_WHAT THE EXERCISE ASKS_: Pictures are not part of the copy; repeat everything else in the records exactly.
------------------------------------------------------------
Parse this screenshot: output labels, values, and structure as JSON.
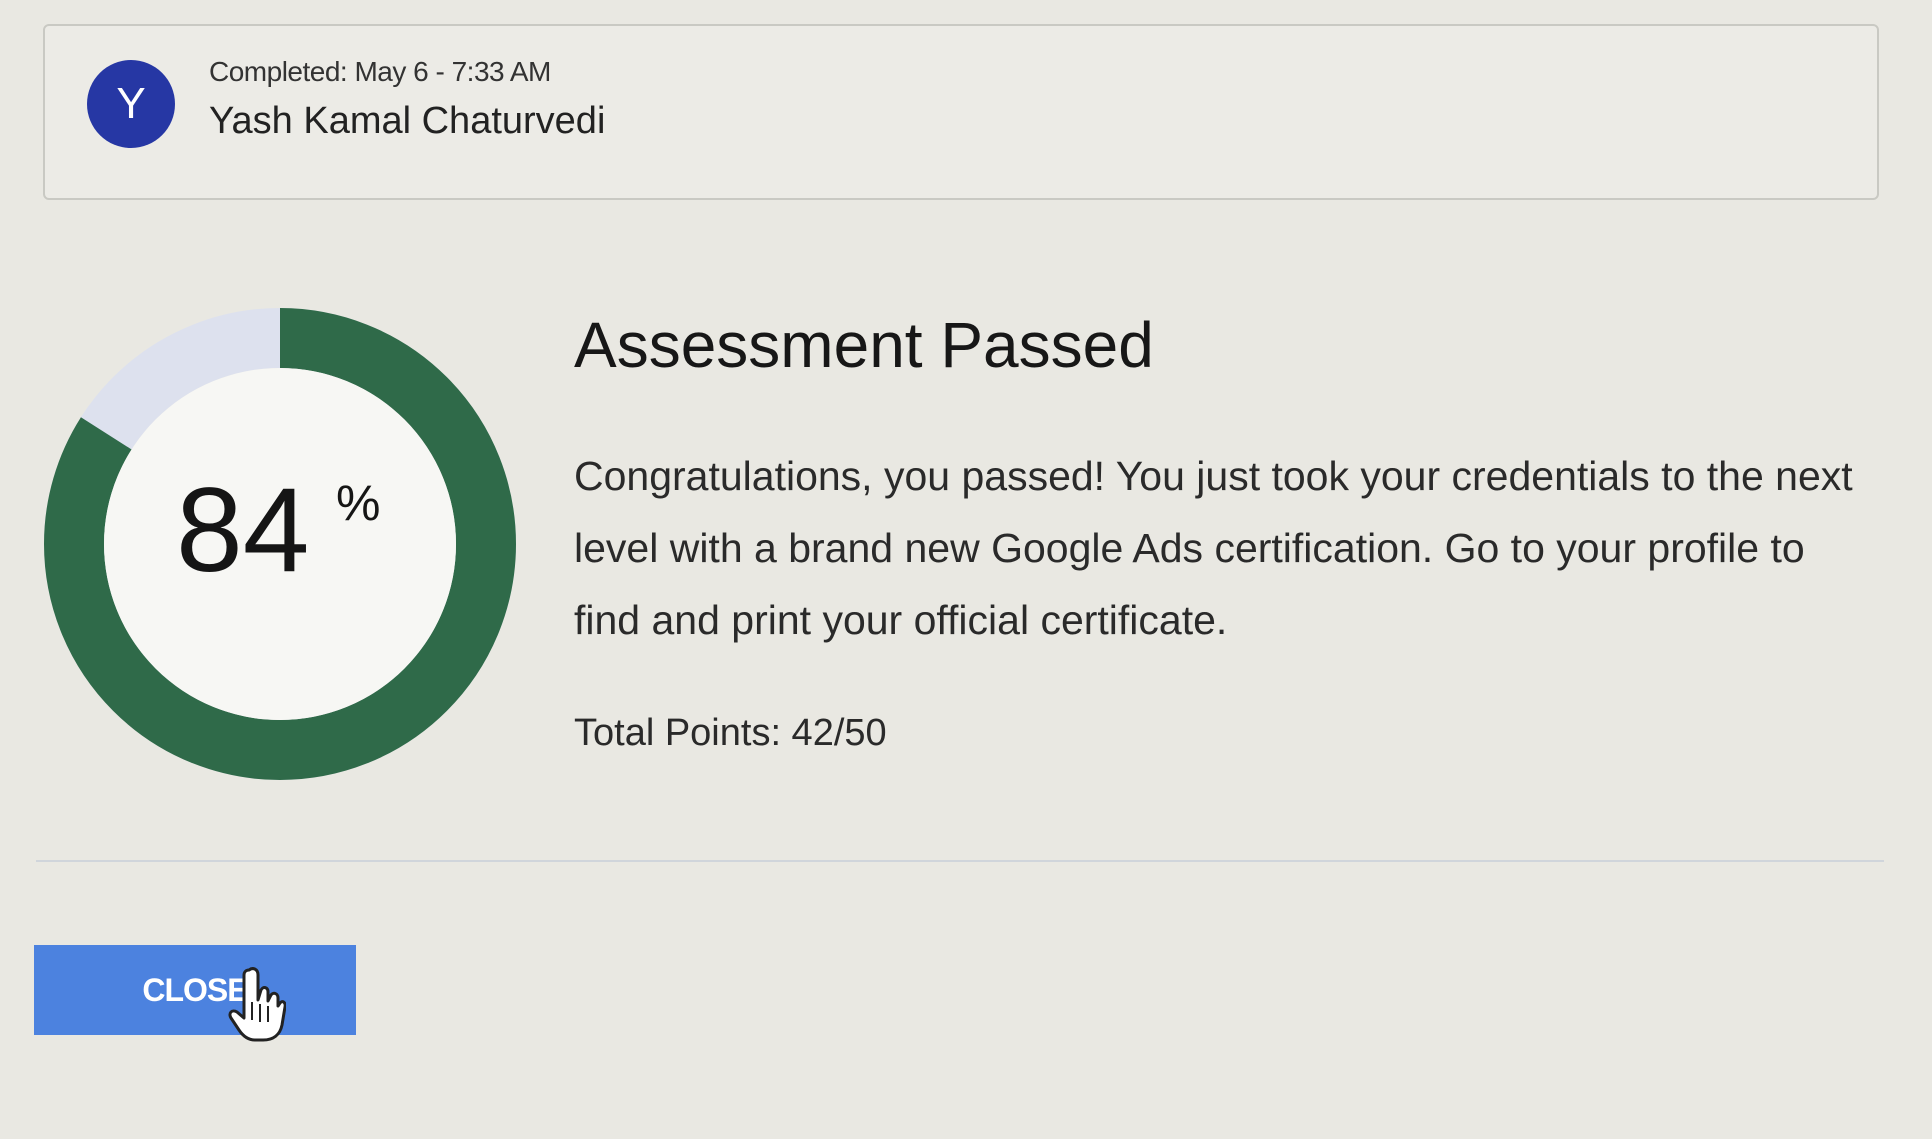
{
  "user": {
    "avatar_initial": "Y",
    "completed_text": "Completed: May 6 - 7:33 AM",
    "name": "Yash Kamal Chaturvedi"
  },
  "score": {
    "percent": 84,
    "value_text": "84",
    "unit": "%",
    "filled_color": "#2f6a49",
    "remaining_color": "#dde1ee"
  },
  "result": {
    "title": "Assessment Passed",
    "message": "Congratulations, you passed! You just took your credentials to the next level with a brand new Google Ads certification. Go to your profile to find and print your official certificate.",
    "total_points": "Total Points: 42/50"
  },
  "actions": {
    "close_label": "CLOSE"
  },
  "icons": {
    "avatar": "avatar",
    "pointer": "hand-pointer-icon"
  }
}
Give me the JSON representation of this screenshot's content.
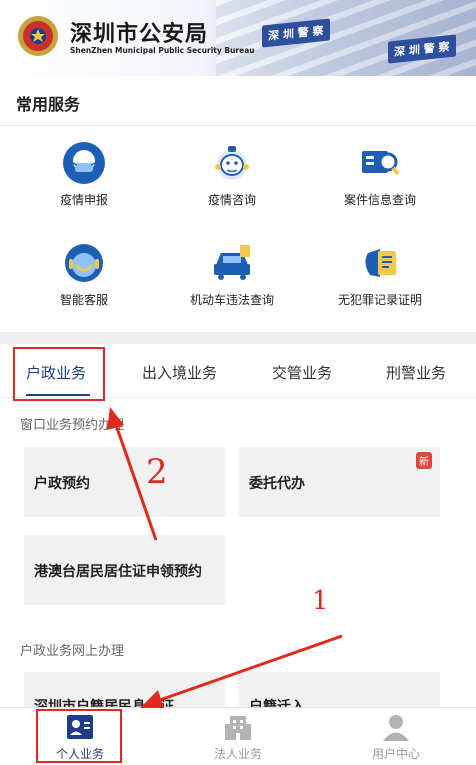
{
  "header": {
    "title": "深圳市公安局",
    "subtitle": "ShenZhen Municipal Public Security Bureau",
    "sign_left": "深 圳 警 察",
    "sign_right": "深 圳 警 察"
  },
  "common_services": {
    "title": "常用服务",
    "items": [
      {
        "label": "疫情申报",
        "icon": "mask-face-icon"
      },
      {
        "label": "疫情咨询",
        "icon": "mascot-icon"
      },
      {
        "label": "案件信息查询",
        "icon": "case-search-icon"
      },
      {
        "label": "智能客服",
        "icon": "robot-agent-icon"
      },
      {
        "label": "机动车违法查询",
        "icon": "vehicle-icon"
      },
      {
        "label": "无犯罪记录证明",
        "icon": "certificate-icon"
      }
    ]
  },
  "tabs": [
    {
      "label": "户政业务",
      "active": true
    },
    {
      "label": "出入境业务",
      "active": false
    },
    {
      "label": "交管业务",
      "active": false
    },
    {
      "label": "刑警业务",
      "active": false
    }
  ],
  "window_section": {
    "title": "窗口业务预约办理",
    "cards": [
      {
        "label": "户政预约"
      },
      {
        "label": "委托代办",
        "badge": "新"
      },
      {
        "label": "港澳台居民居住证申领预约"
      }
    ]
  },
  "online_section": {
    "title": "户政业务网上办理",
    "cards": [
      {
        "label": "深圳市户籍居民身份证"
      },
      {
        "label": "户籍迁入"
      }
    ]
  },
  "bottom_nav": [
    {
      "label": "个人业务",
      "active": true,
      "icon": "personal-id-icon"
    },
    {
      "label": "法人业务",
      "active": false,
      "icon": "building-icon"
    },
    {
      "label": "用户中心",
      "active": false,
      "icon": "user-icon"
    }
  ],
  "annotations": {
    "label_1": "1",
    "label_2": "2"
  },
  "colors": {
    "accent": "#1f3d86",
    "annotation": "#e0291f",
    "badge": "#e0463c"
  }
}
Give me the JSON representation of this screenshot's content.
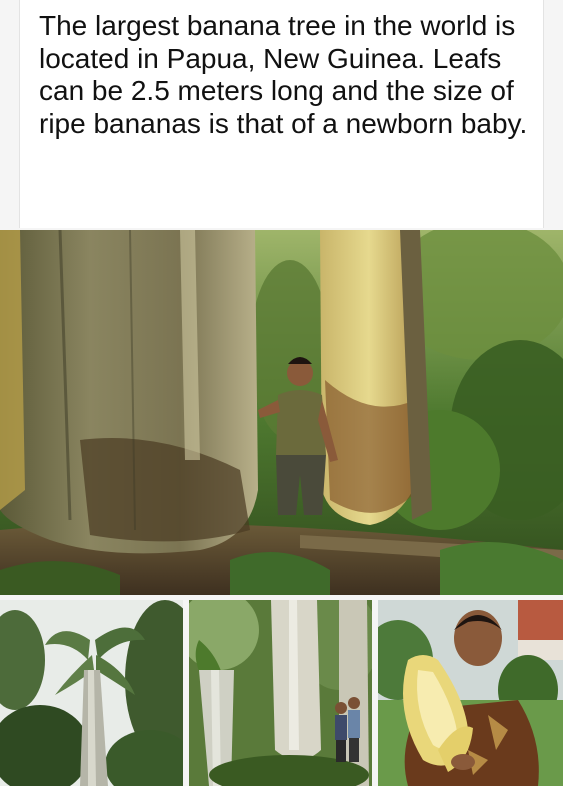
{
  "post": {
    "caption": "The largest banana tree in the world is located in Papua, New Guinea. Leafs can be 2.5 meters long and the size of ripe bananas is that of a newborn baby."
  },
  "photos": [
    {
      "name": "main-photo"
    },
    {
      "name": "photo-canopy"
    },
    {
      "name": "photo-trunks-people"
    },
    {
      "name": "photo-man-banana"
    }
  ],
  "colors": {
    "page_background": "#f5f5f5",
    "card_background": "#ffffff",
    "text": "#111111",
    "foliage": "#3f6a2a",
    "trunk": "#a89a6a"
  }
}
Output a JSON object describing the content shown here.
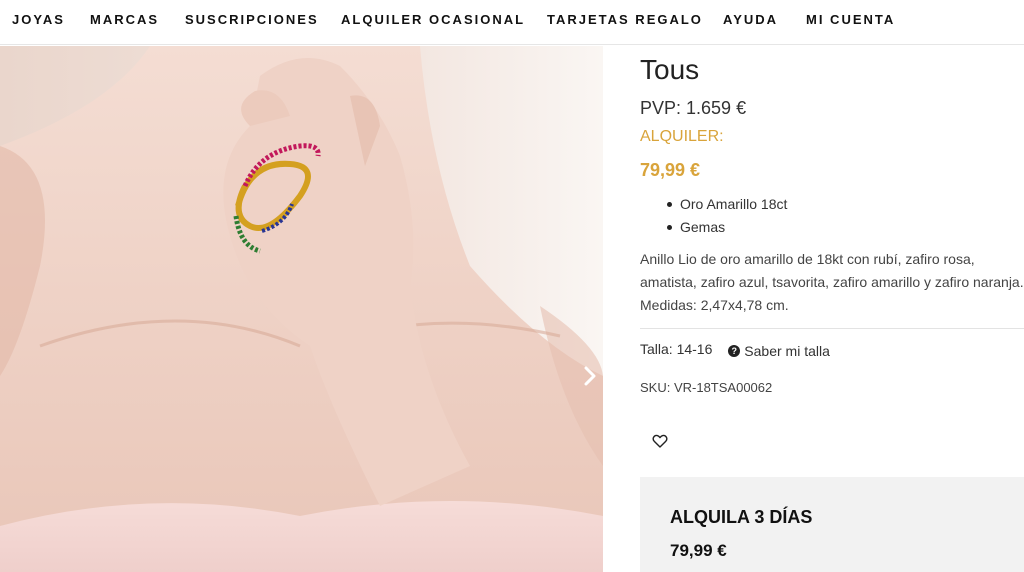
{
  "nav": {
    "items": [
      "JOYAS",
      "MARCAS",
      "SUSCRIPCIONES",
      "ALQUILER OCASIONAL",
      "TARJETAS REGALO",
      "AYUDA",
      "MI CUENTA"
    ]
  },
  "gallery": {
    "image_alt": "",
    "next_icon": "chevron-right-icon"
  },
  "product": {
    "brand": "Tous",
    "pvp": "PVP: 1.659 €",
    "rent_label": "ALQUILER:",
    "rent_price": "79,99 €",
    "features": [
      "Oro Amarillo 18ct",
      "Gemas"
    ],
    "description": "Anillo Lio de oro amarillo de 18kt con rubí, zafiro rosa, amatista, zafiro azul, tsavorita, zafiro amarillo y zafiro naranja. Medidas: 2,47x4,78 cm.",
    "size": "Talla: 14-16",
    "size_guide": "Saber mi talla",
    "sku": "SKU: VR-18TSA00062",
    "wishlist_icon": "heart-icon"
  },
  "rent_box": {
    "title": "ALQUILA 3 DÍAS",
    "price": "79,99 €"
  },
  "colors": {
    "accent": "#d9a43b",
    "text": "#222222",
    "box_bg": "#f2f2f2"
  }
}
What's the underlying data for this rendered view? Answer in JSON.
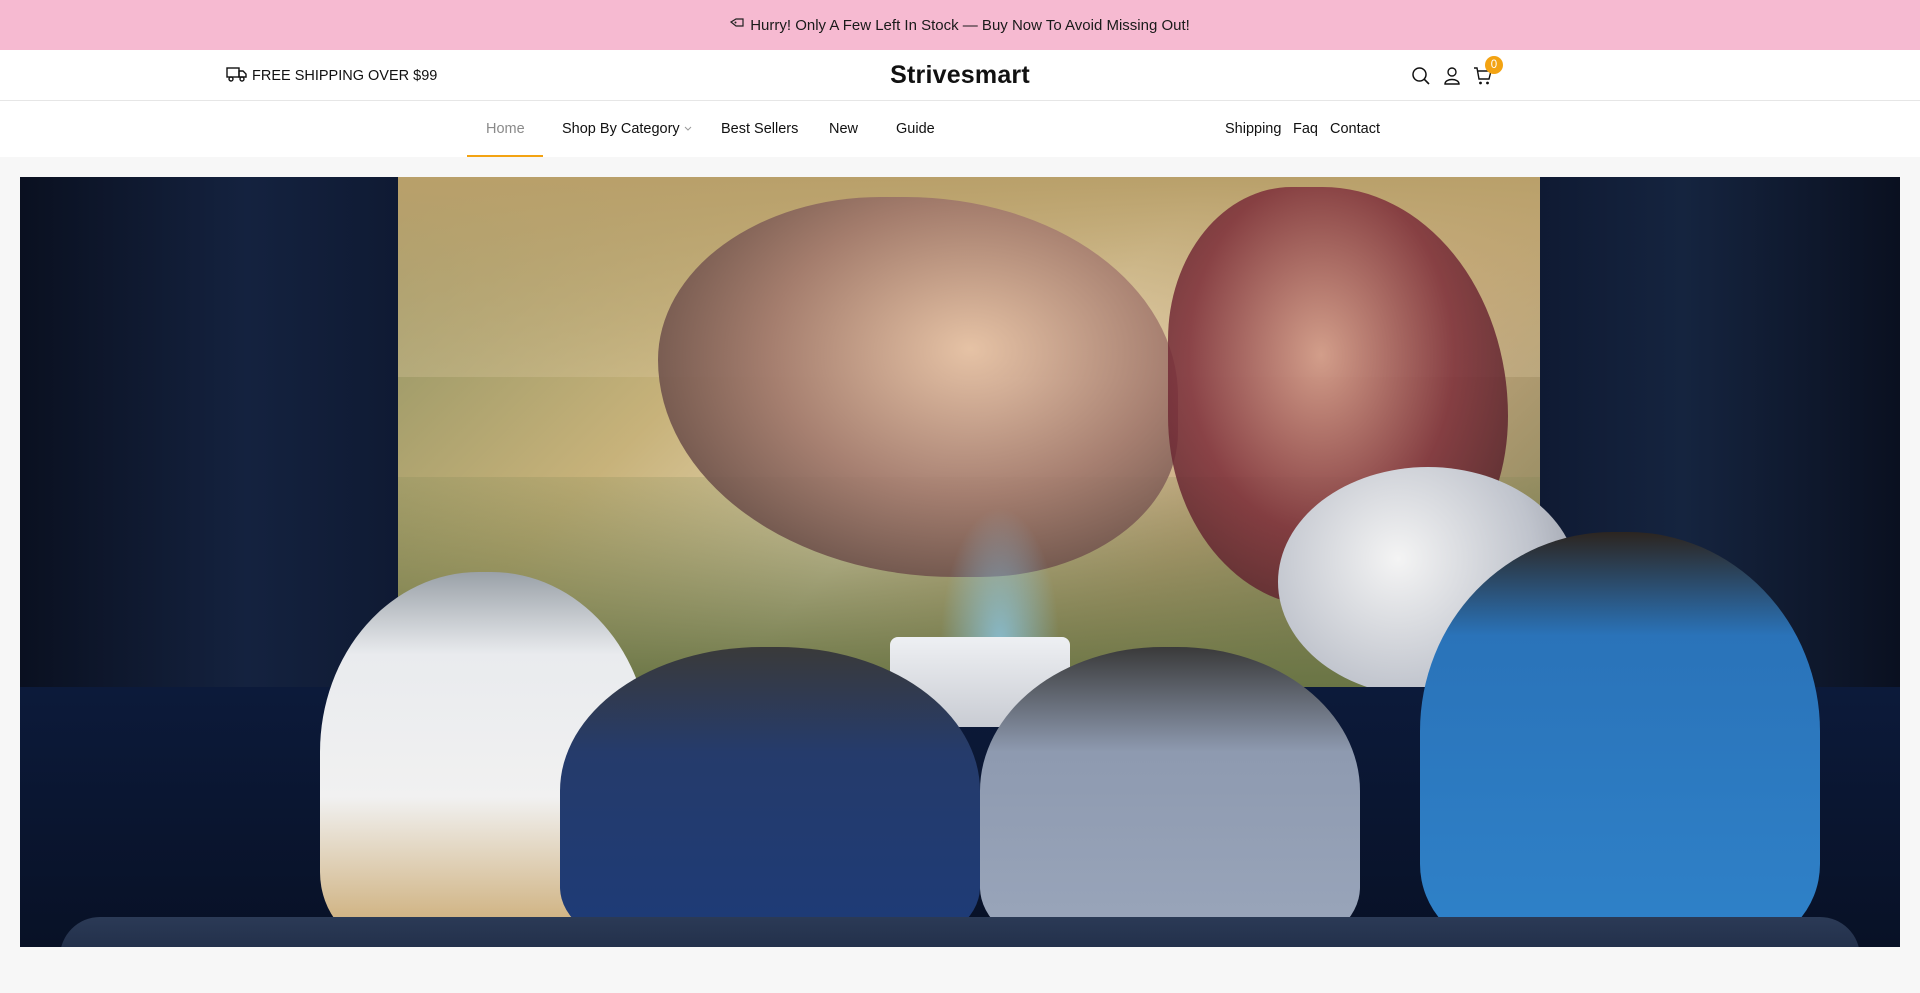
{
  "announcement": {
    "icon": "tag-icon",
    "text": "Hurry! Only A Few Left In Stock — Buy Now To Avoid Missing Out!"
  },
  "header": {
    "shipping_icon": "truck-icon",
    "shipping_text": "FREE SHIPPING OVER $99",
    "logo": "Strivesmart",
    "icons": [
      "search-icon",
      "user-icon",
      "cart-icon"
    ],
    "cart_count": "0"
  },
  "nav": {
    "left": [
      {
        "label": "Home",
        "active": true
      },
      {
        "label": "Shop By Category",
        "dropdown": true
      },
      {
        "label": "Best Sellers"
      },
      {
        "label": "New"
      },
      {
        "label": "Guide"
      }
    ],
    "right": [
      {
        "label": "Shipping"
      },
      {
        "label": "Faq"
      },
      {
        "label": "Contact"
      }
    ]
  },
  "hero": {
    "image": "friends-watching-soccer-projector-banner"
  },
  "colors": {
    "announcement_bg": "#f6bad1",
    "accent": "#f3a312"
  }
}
------------------------------------------------------------
_THE RESPONSE_:
Parse this screenshot: output labels, values, and structure as JSON.
{
  "user": {
    "avatar_initial": "Y",
    "completed_text": "Completed: May 6 - 7:33 AM",
    "name": "Yash Kamal Chaturvedi"
  },
  "score": {
    "percent": 84,
    "value_text": "84",
    "unit": "%",
    "filled_color": "#2f6a49",
    "remaining_color": "#dde1ee"
  },
  "result": {
    "title": "Assessment Passed",
    "message": "Congratulations, you passed! You just took your credentials to the next level with a brand new Google Ads certification. Go to your profile to find and print your official certificate.",
    "total_points": "Total Points: 42/50"
  },
  "actions": {
    "close_label": "CLOSE"
  },
  "icons": {
    "avatar": "avatar",
    "pointer": "hand-pointer-icon"
  }
}
Give me the JSON representation of this screenshot's content.
{
  "header": {
    "title": "深圳市公安局",
    "subtitle": "ShenZhen Municipal Public Security Bureau",
    "sign_left": "深 圳 警 察",
    "sign_right": "深 圳 警 察"
  },
  "common_services": {
    "title": "常用服务",
    "items": [
      {
        "label": "疫情申报",
        "icon": "mask-face-icon"
      },
      {
        "label": "疫情咨询",
        "icon": "mascot-icon"
      },
      {
        "label": "案件信息查询",
        "icon": "case-search-icon"
      },
      {
        "label": "智能客服",
        "icon": "robot-agent-icon"
      },
      {
        "label": "机动车违法查询",
        "icon": "vehicle-icon"
      },
      {
        "label": "无犯罪记录证明",
        "icon": "certificate-icon"
      }
    ]
  },
  "tabs": [
    {
      "label": "户政业务",
      "active": true
    },
    {
      "label": "出入境业务",
      "active": false
    },
    {
      "label": "交管业务",
      "active": false
    },
    {
      "label": "刑警业务",
      "active": false
    }
  ],
  "window_section": {
    "title": "窗口业务预约办理",
    "cards": [
      {
        "label": "户政预约"
      },
      {
        "label": "委托代办",
        "badge": "新"
      },
      {
        "label": "港澳台居民居住证申领预约"
      }
    ]
  },
  "online_section": {
    "title": "户政业务网上办理",
    "cards": [
      {
        "label": "深圳市户籍居民身份证"
      },
      {
        "label": "户籍迁入"
      }
    ]
  },
  "bottom_nav": [
    {
      "label": "个人业务",
      "active": true,
      "icon": "personal-id-icon"
    },
    {
      "label": "法人业务",
      "active": false,
      "icon": "building-icon"
    },
    {
      "label": "用户中心",
      "active": false,
      "icon": "user-icon"
    }
  ],
  "annotations": {
    "label_1": "1",
    "label_2": "2"
  },
  "colors": {
    "accent": "#1f3d86",
    "annotation": "#e0291f",
    "badge": "#e0463c"
  }
}
Give me the JSON representation of this screenshot's content.
{
  "post": {
    "caption": "The largest banana tree in the world is located in Papua, New Guinea. Leafs can be 2.5 meters long and the size of ripe bananas is that of a newborn baby."
  },
  "photos": [
    {
      "name": "main-photo"
    },
    {
      "name": "photo-canopy"
    },
    {
      "name": "photo-trunks-people"
    },
    {
      "name": "photo-man-banana"
    }
  ],
  "colors": {
    "page_background": "#f5f5f5",
    "card_background": "#ffffff",
    "text": "#111111",
    "foliage": "#3f6a2a",
    "trunk": "#a89a6a"
  }
}
Output a JSON object describing the content shown here.
{
  "nav": {
    "items": [
      "JOYAS",
      "MARCAS",
      "SUSCRIPCIONES",
      "ALQUILER OCASIONAL",
      "TARJETAS REGALO",
      "AYUDA",
      "MI CUENTA"
    ]
  },
  "gallery": {
    "image_alt": "",
    "next_icon": "chevron-right-icon"
  },
  "product": {
    "brand": "Tous",
    "pvp": "PVP: 1.659 €",
    "rent_label": "ALQUILER:",
    "rent_price": "79,99 €",
    "features": [
      "Oro Amarillo 18ct",
      "Gemas"
    ],
    "description": "Anillo Lio de oro amarillo de 18kt con rubí, zafiro rosa, amatista, zafiro azul, tsavorita, zafiro amarillo y zafiro naranja. Medidas: 2,47x4,78 cm.",
    "size": "Talla: 14-16",
    "size_guide": "Saber mi talla",
    "sku": "SKU: VR-18TSA00062",
    "wishlist_icon": "heart-icon"
  },
  "rent_box": {
    "title": "ALQUILA 3 DÍAS",
    "price": "79,99 €"
  },
  "colors": {
    "accent": "#d9a43b",
    "text": "#222222",
    "box_bg": "#f2f2f2"
  }
}
What's the underlying data for this rendered view? Answer in JSON.
{
  "announcement": {
    "icon": "tag-icon",
    "text": "Hurry! Only A Few Left In Stock — Buy Now To Avoid Missing Out!"
  },
  "header": {
    "shipping_icon": "truck-icon",
    "shipping_text": "FREE SHIPPING OVER $99",
    "logo": "Strivesmart",
    "icons": [
      "search-icon",
      "user-icon",
      "cart-icon"
    ],
    "cart_count": "0"
  },
  "nav": {
    "left": [
      {
        "label": "Home",
        "active": true
      },
      {
        "label": "Shop By Category",
        "dropdown": true
      },
      {
        "label": "Best Sellers"
      },
      {
        "label": "New"
      },
      {
        "label": "Guide"
      }
    ],
    "right": [
      {
        "label": "Shipping"
      },
      {
        "label": "Faq"
      },
      {
        "label": "Contact"
      }
    ]
  },
  "hero": {
    "image": "friends-watching-soccer-projector-banner"
  },
  "colors": {
    "announcement_bg": "#f6bad1",
    "accent": "#f3a312"
  }
}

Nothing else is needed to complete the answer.